# WORK REQUIRED
Send back the entries below exactly as they appear.

/---

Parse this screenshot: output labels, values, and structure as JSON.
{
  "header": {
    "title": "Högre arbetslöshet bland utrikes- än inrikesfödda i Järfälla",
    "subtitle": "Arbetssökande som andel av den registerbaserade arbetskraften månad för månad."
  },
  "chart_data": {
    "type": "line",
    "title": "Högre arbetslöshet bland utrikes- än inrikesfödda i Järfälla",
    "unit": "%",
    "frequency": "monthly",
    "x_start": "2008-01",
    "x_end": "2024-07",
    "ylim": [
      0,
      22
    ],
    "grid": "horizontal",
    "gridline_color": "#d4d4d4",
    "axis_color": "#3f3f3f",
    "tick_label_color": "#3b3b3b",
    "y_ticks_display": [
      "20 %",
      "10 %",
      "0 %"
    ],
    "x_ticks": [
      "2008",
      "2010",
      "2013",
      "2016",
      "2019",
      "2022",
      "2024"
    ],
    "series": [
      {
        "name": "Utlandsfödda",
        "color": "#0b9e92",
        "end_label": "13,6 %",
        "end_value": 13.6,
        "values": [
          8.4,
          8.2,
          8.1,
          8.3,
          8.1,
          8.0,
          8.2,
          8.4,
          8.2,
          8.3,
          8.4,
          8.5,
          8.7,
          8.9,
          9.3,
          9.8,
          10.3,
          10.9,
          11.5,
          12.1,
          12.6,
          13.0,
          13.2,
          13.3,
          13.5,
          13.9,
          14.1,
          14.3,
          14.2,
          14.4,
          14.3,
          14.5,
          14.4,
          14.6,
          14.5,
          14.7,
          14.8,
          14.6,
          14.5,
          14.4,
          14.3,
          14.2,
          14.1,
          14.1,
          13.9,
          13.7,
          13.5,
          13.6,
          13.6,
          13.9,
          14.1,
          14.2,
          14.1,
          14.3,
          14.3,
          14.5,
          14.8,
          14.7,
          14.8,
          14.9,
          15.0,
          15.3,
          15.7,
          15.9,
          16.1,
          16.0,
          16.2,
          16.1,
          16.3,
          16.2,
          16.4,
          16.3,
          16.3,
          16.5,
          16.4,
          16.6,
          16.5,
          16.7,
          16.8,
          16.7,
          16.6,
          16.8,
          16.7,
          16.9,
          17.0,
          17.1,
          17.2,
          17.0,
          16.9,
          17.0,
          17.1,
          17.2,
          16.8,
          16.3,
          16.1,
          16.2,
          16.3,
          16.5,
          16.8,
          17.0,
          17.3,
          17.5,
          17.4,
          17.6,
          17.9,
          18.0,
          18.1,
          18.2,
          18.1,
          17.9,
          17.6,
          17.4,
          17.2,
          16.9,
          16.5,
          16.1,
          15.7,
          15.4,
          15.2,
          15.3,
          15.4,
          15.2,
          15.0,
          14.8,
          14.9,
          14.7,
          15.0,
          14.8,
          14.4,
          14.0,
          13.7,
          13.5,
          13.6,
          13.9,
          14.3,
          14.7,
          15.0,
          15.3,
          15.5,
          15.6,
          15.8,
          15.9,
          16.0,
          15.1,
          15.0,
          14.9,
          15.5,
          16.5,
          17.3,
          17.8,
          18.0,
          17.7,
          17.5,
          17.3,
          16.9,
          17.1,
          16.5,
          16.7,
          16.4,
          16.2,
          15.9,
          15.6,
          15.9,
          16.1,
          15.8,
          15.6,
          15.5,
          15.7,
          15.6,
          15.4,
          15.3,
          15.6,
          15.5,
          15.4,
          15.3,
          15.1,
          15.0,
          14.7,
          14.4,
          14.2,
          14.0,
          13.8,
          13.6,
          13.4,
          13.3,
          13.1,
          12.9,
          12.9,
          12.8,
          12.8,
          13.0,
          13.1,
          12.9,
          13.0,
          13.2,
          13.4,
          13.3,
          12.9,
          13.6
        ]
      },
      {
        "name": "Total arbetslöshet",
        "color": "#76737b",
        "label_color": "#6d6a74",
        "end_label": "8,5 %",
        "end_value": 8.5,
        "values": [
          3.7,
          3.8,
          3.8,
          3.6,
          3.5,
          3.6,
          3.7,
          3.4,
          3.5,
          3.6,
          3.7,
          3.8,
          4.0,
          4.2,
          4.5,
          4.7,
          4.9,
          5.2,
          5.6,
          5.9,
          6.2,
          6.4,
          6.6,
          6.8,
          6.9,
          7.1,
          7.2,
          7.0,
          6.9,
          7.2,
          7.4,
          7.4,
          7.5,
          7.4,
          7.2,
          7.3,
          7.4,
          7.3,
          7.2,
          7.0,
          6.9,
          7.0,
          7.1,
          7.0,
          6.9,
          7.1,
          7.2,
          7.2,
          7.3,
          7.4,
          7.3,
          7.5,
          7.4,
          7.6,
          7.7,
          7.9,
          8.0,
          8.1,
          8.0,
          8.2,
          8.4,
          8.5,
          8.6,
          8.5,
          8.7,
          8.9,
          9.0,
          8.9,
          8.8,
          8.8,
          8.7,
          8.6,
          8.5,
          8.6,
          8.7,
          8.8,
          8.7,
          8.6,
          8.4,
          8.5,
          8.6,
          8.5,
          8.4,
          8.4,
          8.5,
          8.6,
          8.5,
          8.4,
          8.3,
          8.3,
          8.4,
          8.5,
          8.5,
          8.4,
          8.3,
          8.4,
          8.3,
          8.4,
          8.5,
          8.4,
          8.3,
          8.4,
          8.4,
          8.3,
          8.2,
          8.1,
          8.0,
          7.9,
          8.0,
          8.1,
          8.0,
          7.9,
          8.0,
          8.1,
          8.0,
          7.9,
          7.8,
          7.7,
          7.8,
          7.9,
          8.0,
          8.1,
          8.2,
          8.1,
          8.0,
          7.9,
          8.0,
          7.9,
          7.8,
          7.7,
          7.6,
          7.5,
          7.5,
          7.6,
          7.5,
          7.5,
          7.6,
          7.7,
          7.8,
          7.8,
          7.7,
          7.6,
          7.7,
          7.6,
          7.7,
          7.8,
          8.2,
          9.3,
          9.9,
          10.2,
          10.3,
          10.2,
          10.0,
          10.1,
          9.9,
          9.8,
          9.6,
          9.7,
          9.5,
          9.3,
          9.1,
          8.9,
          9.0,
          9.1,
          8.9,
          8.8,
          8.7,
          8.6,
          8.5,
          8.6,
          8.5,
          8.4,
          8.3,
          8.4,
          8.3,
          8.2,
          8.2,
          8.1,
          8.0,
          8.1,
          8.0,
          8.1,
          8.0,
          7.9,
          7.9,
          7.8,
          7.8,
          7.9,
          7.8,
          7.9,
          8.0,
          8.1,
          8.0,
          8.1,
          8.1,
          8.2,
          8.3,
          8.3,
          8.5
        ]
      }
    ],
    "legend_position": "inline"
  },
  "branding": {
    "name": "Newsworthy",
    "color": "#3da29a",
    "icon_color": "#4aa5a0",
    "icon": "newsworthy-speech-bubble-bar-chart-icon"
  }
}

\---

# EXERCISE ANSWER
Parse this screenshot: output labels, values, and structure as JSON.
{
  "header": {
    "title": "Högre arbetslöshet bland utrikes- än inrikesfödda i Järfälla",
    "subtitle": "Arbetssökande som andel av den registerbaserade arbetskraften månad för månad."
  },
  "chart_data": {
    "type": "line",
    "title": "Högre arbetslöshet bland utrikes- än inrikesfödda i Järfälla",
    "unit": "%",
    "frequency": "monthly",
    "x_start": "2008-01",
    "x_end": "2024-07",
    "ylim": [
      0,
      22
    ],
    "grid": "horizontal",
    "gridline_color": "#d4d4d4",
    "axis_color": "#3f3f3f",
    "tick_label_color": "#3b3b3b",
    "y_ticks_display": [
      "20 %",
      "10 %",
      "0 %"
    ],
    "x_ticks": [
      "2008",
      "2010",
      "2013",
      "2016",
      "2019",
      "2022",
      "2024"
    ],
    "series": [
      {
        "name": "Utlandsfödda",
        "color": "#0b9e92",
        "end_label": "13,6 %",
        "end_value": 13.6,
        "values": [
          8.4,
          8.2,
          8.1,
          8.3,
          8.1,
          8.0,
          8.2,
          8.4,
          8.2,
          8.3,
          8.4,
          8.5,
          8.7,
          8.9,
          9.3,
          9.8,
          10.3,
          10.9,
          11.5,
          12.1,
          12.6,
          13.0,
          13.2,
          13.3,
          13.5,
          13.9,
          14.1,
          14.3,
          14.2,
          14.4,
          14.3,
          14.5,
          14.4,
          14.6,
          14.5,
          14.7,
          14.8,
          14.6,
          14.5,
          14.4,
          14.3,
          14.2,
          14.1,
          14.1,
          13.9,
          13.7,
          13.5,
          13.6,
          13.6,
          13.9,
          14.1,
          14.2,
          14.1,
          14.3,
          14.3,
          14.5,
          14.8,
          14.7,
          14.8,
          14.9,
          15.0,
          15.3,
          15.7,
          15.9,
          16.1,
          16.0,
          16.2,
          16.1,
          16.3,
          16.2,
          16.4,
          16.3,
          16.3,
          16.5,
          16.4,
          16.6,
          16.5,
          16.7,
          16.8,
          16.7,
          16.6,
          16.8,
          16.7,
          16.9,
          17.0,
          17.1,
          17.2,
          17.0,
          16.9,
          17.0,
          17.1,
          17.2,
          16.8,
          16.3,
          16.1,
          16.2,
          16.3,
          16.5,
          16.8,
          17.0,
          17.3,
          17.5,
          17.4,
          17.6,
          17.9,
          18.0,
          18.1,
          18.2,
          18.1,
          17.9,
          17.6,
          17.4,
          17.2,
          16.9,
          16.5,
          16.1,
          15.7,
          15.4,
          15.2,
          15.3,
          15.4,
          15.2,
          15.0,
          14.8,
          14.9,
          14.7,
          15.0,
          14.8,
          14.4,
          14.0,
          13.7,
          13.5,
          13.6,
          13.9,
          14.3,
          14.7,
          15.0,
          15.3,
          15.5,
          15.6,
          15.8,
          15.9,
          16.0,
          15.1,
          15.0,
          14.9,
          15.5,
          16.5,
          17.3,
          17.8,
          18.0,
          17.7,
          17.5,
          17.3,
          16.9,
          17.1,
          16.5,
          16.7,
          16.4,
          16.2,
          15.9,
          15.6,
          15.9,
          16.1,
          15.8,
          15.6,
          15.5,
          15.7,
          15.6,
          15.4,
          15.3,
          15.6,
          15.5,
          15.4,
          15.3,
          15.1,
          15.0,
          14.7,
          14.4,
          14.2,
          14.0,
          13.8,
          13.6,
          13.4,
          13.3,
          13.1,
          12.9,
          12.9,
          12.8,
          12.8,
          13.0,
          13.1,
          12.9,
          13.0,
          13.2,
          13.4,
          13.3,
          12.9,
          13.6
        ]
      },
      {
        "name": "Total arbetslöshet",
        "color": "#76737b",
        "label_color": "#6d6a74",
        "end_label": "8,5 %",
        "end_value": 8.5,
        "values": [
          3.7,
          3.8,
          3.8,
          3.6,
          3.5,
          3.6,
          3.7,
          3.4,
          3.5,
          3.6,
          3.7,
          3.8,
          4.0,
          4.2,
          4.5,
          4.7,
          4.9,
          5.2,
          5.6,
          5.9,
          6.2,
          6.4,
          6.6,
          6.8,
          6.9,
          7.1,
          7.2,
          7.0,
          6.9,
          7.2,
          7.4,
          7.4,
          7.5,
          7.4,
          7.2,
          7.3,
          7.4,
          7.3,
          7.2,
          7.0,
          6.9,
          7.0,
          7.1,
          7.0,
          6.9,
          7.1,
          7.2,
          7.2,
          7.3,
          7.4,
          7.3,
          7.5,
          7.4,
          7.6,
          7.7,
          7.9,
          8.0,
          8.1,
          8.0,
          8.2,
          8.4,
          8.5,
          8.6,
          8.5,
          8.7,
          8.9,
          9.0,
          8.9,
          8.8,
          8.8,
          8.7,
          8.6,
          8.5,
          8.6,
          8.7,
          8.8,
          8.7,
          8.6,
          8.4,
          8.5,
          8.6,
          8.5,
          8.4,
          8.4,
          8.5,
          8.6,
          8.5,
          8.4,
          8.3,
          8.3,
          8.4,
          8.5,
          8.5,
          8.4,
          8.3,
          8.4,
          8.3,
          8.4,
          8.5,
          8.4,
          8.3,
          8.4,
          8.4,
          8.3,
          8.2,
          8.1,
          8.0,
          7.9,
          8.0,
          8.1,
          8.0,
          7.9,
          8.0,
          8.1,
          8.0,
          7.9,
          7.8,
          7.7,
          7.8,
          7.9,
          8.0,
          8.1,
          8.2,
          8.1,
          8.0,
          7.9,
          8.0,
          7.9,
          7.8,
          7.7,
          7.6,
          7.5,
          7.5,
          7.6,
          7.5,
          7.5,
          7.6,
          7.7,
          7.8,
          7.8,
          7.7,
          7.6,
          7.7,
          7.6,
          7.7,
          7.8,
          8.2,
          9.3,
          9.9,
          10.2,
          10.3,
          10.2,
          10.0,
          10.1,
          9.9,
          9.8,
          9.6,
          9.7,
          9.5,
          9.3,
          9.1,
          8.9,
          9.0,
          9.1,
          8.9,
          8.8,
          8.7,
          8.6,
          8.5,
          8.6,
          8.5,
          8.4,
          8.3,
          8.4,
          8.3,
          8.2,
          8.2,
          8.1,
          8.0,
          8.1,
          8.0,
          8.1,
          8.0,
          7.9,
          7.9,
          7.8,
          7.8,
          7.9,
          7.8,
          7.9,
          8.0,
          8.1,
          8.0,
          8.1,
          8.1,
          8.2,
          8.3,
          8.3,
          8.5
        ]
      }
    ],
    "legend_position": "inline"
  },
  "branding": {
    "name": "Newsworthy",
    "color": "#3da29a",
    "icon_color": "#4aa5a0",
    "icon": "newsworthy-speech-bubble-bar-chart-icon"
  }
}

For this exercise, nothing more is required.